- **YOUR TASK**: Copy out every line that contains the word "issued".

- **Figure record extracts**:
- - - -
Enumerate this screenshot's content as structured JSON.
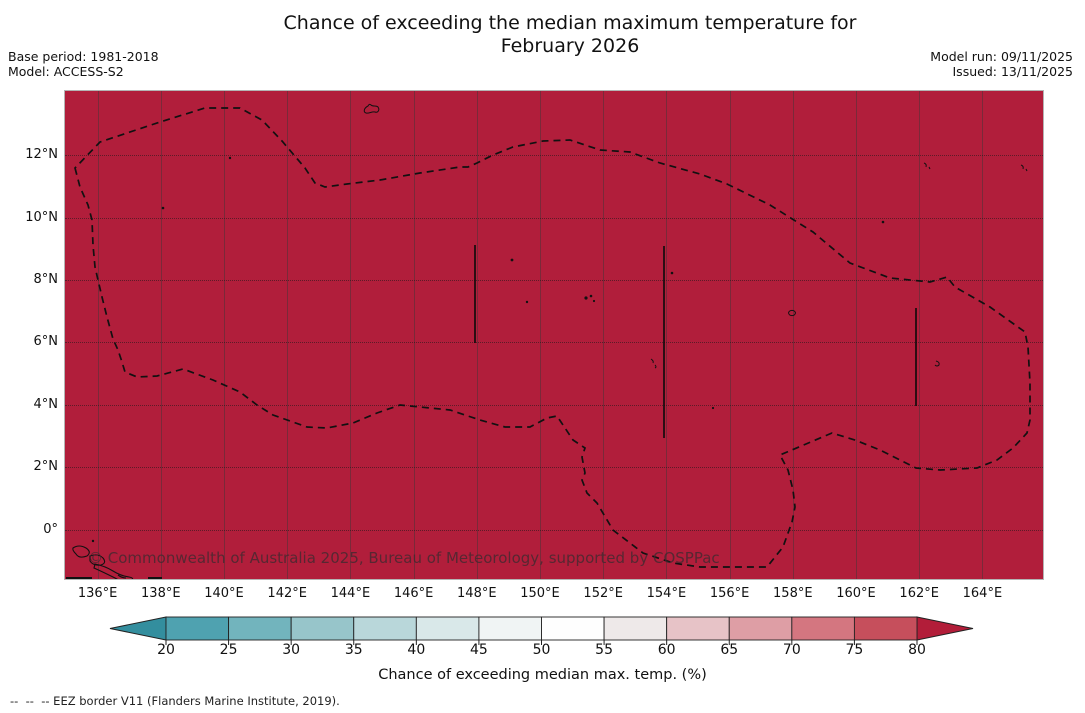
{
  "header": {
    "title_line1": "Chance of exceeding the median maximum temperature for",
    "title_line2": "February 2026",
    "base_period": "Base period: 1981-2018",
    "model": "Model: ACCESS-S2",
    "model_run": "Model run: 09/11/2025",
    "issued": "Issued: 13/11/2025"
  },
  "map": {
    "fill_color": "#b11e3b",
    "eez_border_color": "#111111",
    "watermark": "© Commonwealth of Australia 2025, Bureau of Meteorology, supported by COSPPac",
    "y_ticks": [
      "12°N",
      "10°N",
      "8°N",
      "6°N",
      "4°N",
      "2°N",
      "0°"
    ],
    "x_ticks": [
      "136°E",
      "138°E",
      "140°E",
      "142°E",
      "144°E",
      "146°E",
      "148°E",
      "150°E",
      "152°E",
      "154°E",
      "156°E",
      "158°E",
      "160°E",
      "162°E",
      "164°E"
    ]
  },
  "colorbar": {
    "label": "Chance of exceeding median max. temp. (%)",
    "ticks": [
      "20",
      "25",
      "30",
      "35",
      "40",
      "45",
      "50",
      "55",
      "60",
      "65",
      "70",
      "75",
      "80"
    ],
    "arrow_low_color": "#338e9e",
    "arrow_high_color": "#b21d39",
    "segment_colors": [
      "#4fa2b0",
      "#72b4bd",
      "#97c5ca",
      "#b9d7da",
      "#d9e8e9",
      "#f0f4f4",
      "#fefefe",
      "#eee9e9",
      "#e7c3c7",
      "#de9ea5",
      "#d47680",
      "#c64f5c"
    ]
  },
  "footnote": {
    "dashes": "--  --  --",
    "text": " EEZ border V11 (Flanders Marine Institute, 2019)."
  },
  "chart_data": {
    "type": "heatmap",
    "title": "Chance of exceeding the median maximum temperature for February 2026",
    "base_period": "1981-2018",
    "model": "ACCESS-S2",
    "model_run": "09/11/2025",
    "issued": "13/11/2025",
    "x_axis": {
      "units": "degrees East",
      "tick_labels": [
        "136°E",
        "138°E",
        "140°E",
        "142°E",
        "144°E",
        "146°E",
        "148°E",
        "150°E",
        "152°E",
        "154°E",
        "156°E",
        "158°E",
        "160°E",
        "162°E",
        "164°E"
      ],
      "range_deg_e": [
        135,
        166
      ]
    },
    "y_axis": {
      "units": "degrees North",
      "tick_labels": [
        "0°",
        "2°N",
        "4°N",
        "6°N",
        "8°N",
        "10°N",
        "12°N"
      ],
      "range_deg_n": [
        -1.6,
        13.1
      ]
    },
    "field": "Entire displayed ocean domain shaded in the darkest red class, i.e. chance > 80% everywhere",
    "overlays": [
      "dashed EEZ border loop",
      "three solid meridional EEZ sector lines near 148°E, 154°E and 162°E",
      "small island outlines"
    ],
    "colorbar": {
      "label": "Chance of exceeding median max. temp. (%)",
      "tick_values": [
        20,
        25,
        30,
        35,
        40,
        45,
        50,
        55,
        60,
        65,
        70,
        75,
        80
      ],
      "extends": "both",
      "grid": "dotted latitude lines, solid faint longitude lines"
    }
  }
}
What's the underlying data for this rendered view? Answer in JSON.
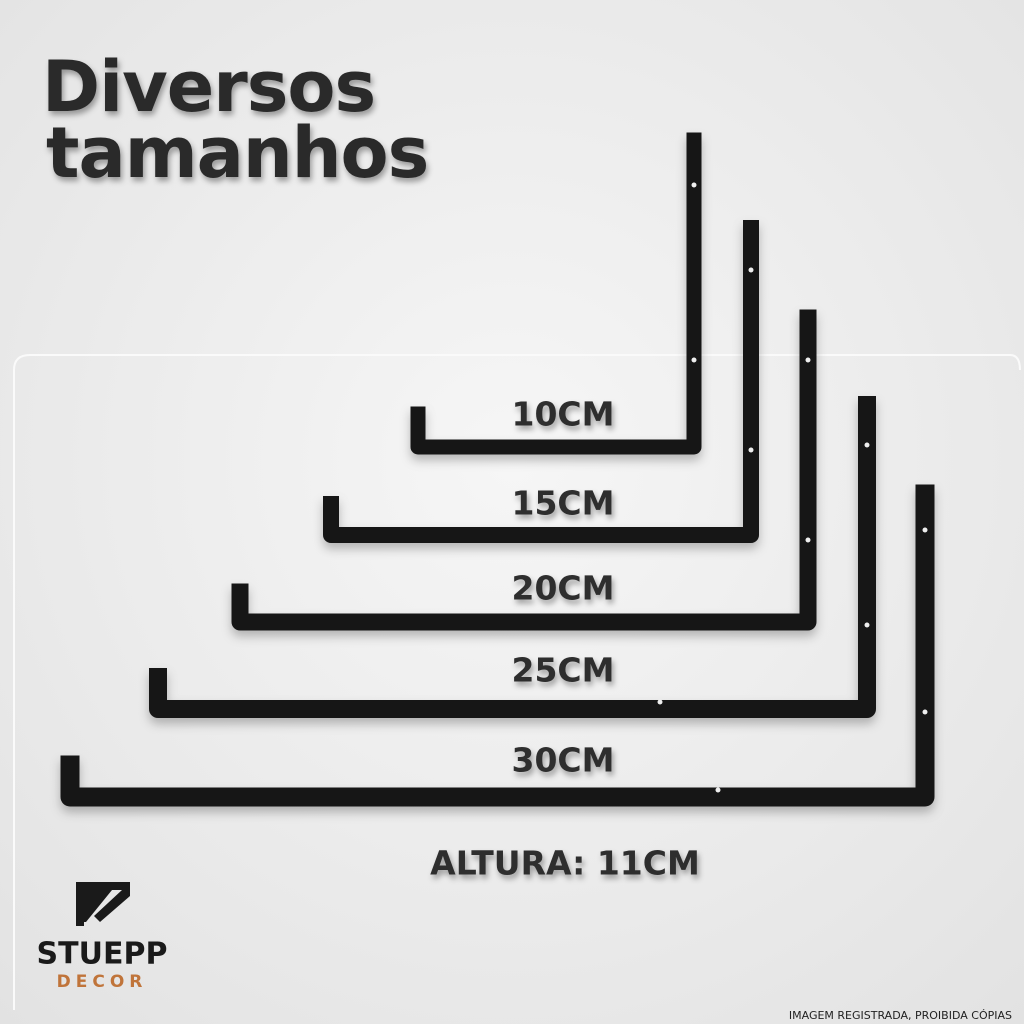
{
  "header": {
    "title_lines": [
      "Diversos",
      "tamanhos"
    ]
  },
  "sizes": [
    "10CM",
    "15CM",
    "20CM",
    "25CM",
    "30CM"
  ],
  "height_note": "ALTURA: 11CM",
  "brand": {
    "name": "STUEPP",
    "tagline": "DECOR"
  },
  "watermark": "IMAGEM REGISTRADA, PROIBIDA CÓPIAS"
}
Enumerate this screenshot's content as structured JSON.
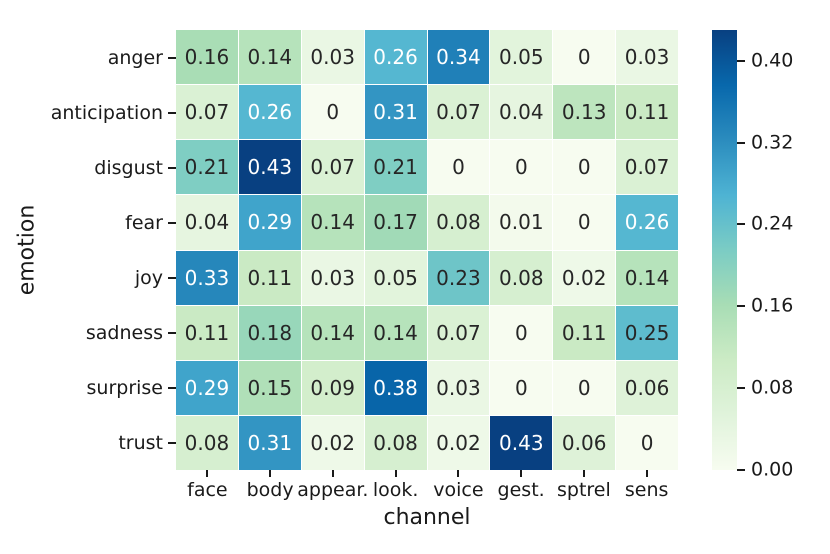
{
  "chart_data": {
    "type": "heatmap",
    "title": "",
    "xlabel": "channel",
    "ylabel": "emotion",
    "rows": [
      "anger",
      "anticipation",
      "disgust",
      "fear",
      "joy",
      "sadness",
      "surprise",
      "trust"
    ],
    "columns": [
      "face",
      "body",
      "appear.",
      "look.",
      "voice",
      "gest.",
      "sptrel",
      "sens"
    ],
    "values": [
      [
        0.16,
        0.14,
        0.03,
        0.26,
        0.34,
        0.05,
        0,
        0.03
      ],
      [
        0.07,
        0.26,
        0,
        0.31,
        0.07,
        0.04,
        0.13,
        0.11
      ],
      [
        0.21,
        0.43,
        0.07,
        0.21,
        0,
        0,
        0,
        0.07
      ],
      [
        0.04,
        0.29,
        0.14,
        0.17,
        0.08,
        0.01,
        0,
        0.26
      ],
      [
        0.33,
        0.11,
        0.03,
        0.05,
        0.23,
        0.08,
        0.02,
        0.14
      ],
      [
        0.11,
        0.18,
        0.14,
        0.14,
        0.07,
        0,
        0.11,
        0.25
      ],
      [
        0.29,
        0.15,
        0.09,
        0.38,
        0.03,
        0,
        0,
        0.06
      ],
      [
        0.08,
        0.31,
        0.02,
        0.08,
        0.02,
        0.43,
        0.06,
        0
      ]
    ],
    "vmin": 0,
    "vmax": 0.43,
    "colormap_name": "GnBu",
    "colormap_anchors": [
      "#f7fcf0",
      "#e0f3db",
      "#ccebc5",
      "#a8ddb5",
      "#7bccc4",
      "#4eb3d3",
      "#2b8cbe",
      "#0868ac",
      "#084081"
    ],
    "colorbar_ticks": [
      0.0,
      0.08,
      0.16,
      0.24,
      0.32,
      0.4
    ],
    "colorbar_tick_labels": [
      "0.00",
      "0.08",
      "0.16",
      "0.24",
      "0.32",
      "0.40"
    ],
    "annotation_dark_color": "#262626",
    "annotation_light_color": "#ffffff",
    "legend_position": "right",
    "grid": false
  }
}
- - - -
- **ANSWER IN FULL**:
    "issued": "Issued: 13/11/2025"
    "issued": "13/11/2025",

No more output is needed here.